_WHAT IS REQUIRED_
Copy the records that follow exactly as written, but not their pictures.

_INPUT RECORDS_
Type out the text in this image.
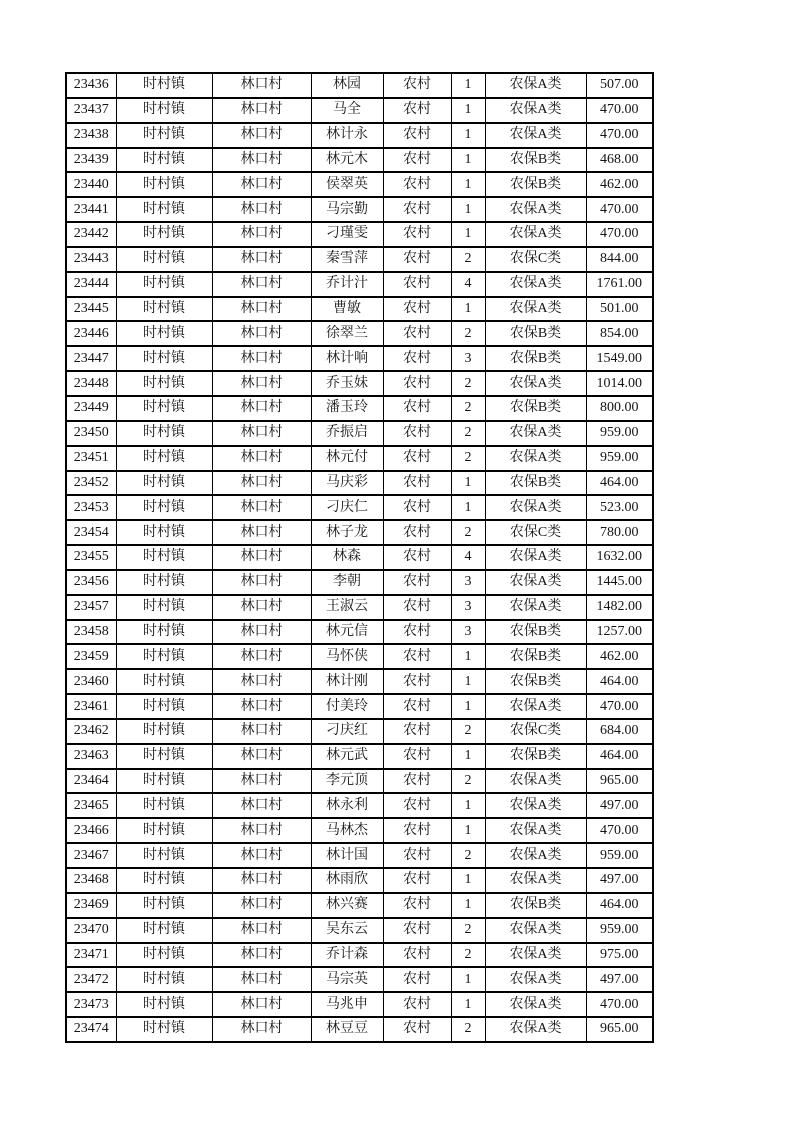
23436	时村镇	林口村	林园	农村	1	农保A类	507.00
23437	时村镇	林口村	马全	农村	1	农保A类	470.00
23438	时村镇	林口村	林计永	农村	1	农保A类	470.00
23439	时村镇	林口村	林元木	农村	1	农保B类	468.00
23440	时村镇	林口村	侯翠英	农村	1	农保B类	462.00
23441	时村镇	林口村	马宗勤	农村	1	农保A类	470.00
23442	时村镇	林口村	刁瑾雯	农村	1	农保A类	470.00
23443	时村镇	林口村	秦雪萍	农村	2	农保C类	844.00
23444	时村镇	林口村	乔计汁	农村	4	农保A类	1761.00
23445	时村镇	林口村	曹敏	农村	1	农保A类	501.00
23446	时村镇	林口村	徐翠兰	农村	2	农保B类	854.00
23447	时村镇	林口村	林计响	农村	3	农保B类	1549.00
23448	时村镇	林口村	乔玉妹	农村	2	农保A类	1014.00
23449	时村镇	林口村	潘玉玲	农村	2	农保B类	800.00
23450	时村镇	林口村	乔振启	农村	2	农保A类	959.00
23451	时村镇	林口村	林元付	农村	2	农保A类	959.00
23452	时村镇	林口村	马庆彩	农村	1	农保B类	464.00
23453	时村镇	林口村	刁庆仁	农村	1	农保A类	523.00
23454	时村镇	林口村	林子龙	农村	2	农保C类	780.00
23455	时村镇	林口村	林森	农村	4	农保A类	1632.00
23456	时村镇	林口村	李朝	农村	3	农保A类	1445.00
23457	时村镇	林口村	王淑云	农村	3	农保A类	1482.00
23458	时村镇	林口村	林元信	农村	3	农保B类	1257.00
23459	时村镇	林口村	马怀侠	农村	1	农保B类	462.00
23460	时村镇	林口村	林计刚	农村	1	农保B类	464.00
23461	时村镇	林口村	付美玲	农村	1	农保A类	470.00
23462	时村镇	林口村	刁庆红	农村	2	农保C类	684.00
23463	时村镇	林口村	林元武	农村	1	农保B类	464.00
23464	时村镇	林口村	李元顶	农村	2	农保A类	965.00
23465	时村镇	林口村	林永利	农村	1	农保A类	497.00
23466	时村镇	林口村	马林杰	农村	1	农保A类	470.00
23467	时村镇	林口村	林计国	农村	2	农保A类	959.00
23468	时村镇	林口村	林雨欣	农村	1	农保A类	497.00
23469	时村镇	林口村	林兴赛	农村	1	农保B类	464.00
23470	时村镇	林口村	吴东云	农村	2	农保A类	959.00
23471	时村镇	林口村	乔计森	农村	2	农保A类	975.00
23472	时村镇	林口村	马宗英	农村	1	农保A类	497.00
23473	时村镇	林口村	马兆申	农村	1	农保A类	470.00
23474	时村镇	林口村	林豆豆	农村	2	农保A类	965.00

_OUTPUT_
Type out the text in this image.
23436	时村镇	林口村	林园	农村	1	农保A类	507.00
23437	时村镇	林口村	马全	农村	1	农保A类	470.00
23438	时村镇	林口村	林计永	农村	1	农保A类	470.00
23439	时村镇	林口村	林元木	农村	1	农保B类	468.00
23440	时村镇	林口村	侯翠英	农村	1	农保B类	462.00
23441	时村镇	林口村	马宗勤	农村	1	农保A类	470.00
23442	时村镇	林口村	刁瑾雯	农村	1	农保A类	470.00
23443	时村镇	林口村	秦雪萍	农村	2	农保C类	844.00
23444	时村镇	林口村	乔计汁	农村	4	农保A类	1761.00
23445	时村镇	林口村	曹敏	农村	1	农保A类	501.00
23446	时村镇	林口村	徐翠兰	农村	2	农保B类	854.00
23447	时村镇	林口村	林计响	农村	3	农保B类	1549.00
23448	时村镇	林口村	乔玉妹	农村	2	农保A类	1014.00
23449	时村镇	林口村	潘玉玲	农村	2	农保B类	800.00
23450	时村镇	林口村	乔振启	农村	2	农保A类	959.00
23451	时村镇	林口村	林元付	农村	2	农保A类	959.00
23452	时村镇	林口村	马庆彩	农村	1	农保B类	464.00
23453	时村镇	林口村	刁庆仁	农村	1	农保A类	523.00
23454	时村镇	林口村	林子龙	农村	2	农保C类	780.00
23455	时村镇	林口村	林森	农村	4	农保A类	1632.00
23456	时村镇	林口村	李朝	农村	3	农保A类	1445.00
23457	时村镇	林口村	王淑云	农村	3	农保A类	1482.00
23458	时村镇	林口村	林元信	农村	3	农保B类	1257.00
23459	时村镇	林口村	马怀侠	农村	1	农保B类	462.00
23460	时村镇	林口村	林计刚	农村	1	农保B类	464.00
23461	时村镇	林口村	付美玲	农村	1	农保A类	470.00
23462	时村镇	林口村	刁庆红	农村	2	农保C类	684.00
23463	时村镇	林口村	林元武	农村	1	农保B类	464.00
23464	时村镇	林口村	李元顶	农村	2	农保A类	965.00
23465	时村镇	林口村	林永利	农村	1	农保A类	497.00
23466	时村镇	林口村	马林杰	农村	1	农保A类	470.00
23467	时村镇	林口村	林计国	农村	2	农保A类	959.00
23468	时村镇	林口村	林雨欣	农村	1	农保A类	497.00
23469	时村镇	林口村	林兴赛	农村	1	农保B类	464.00
23470	时村镇	林口村	吴东云	农村	2	农保A类	959.00
23471	时村镇	林口村	乔计森	农村	2	农保A类	975.00
23472	时村镇	林口村	马宗英	农村	1	农保A类	497.00
23473	时村镇	林口村	马兆申	农村	1	农保A类	470.00
23474	时村镇	林口村	林豆豆	农村	2	农保A类	965.00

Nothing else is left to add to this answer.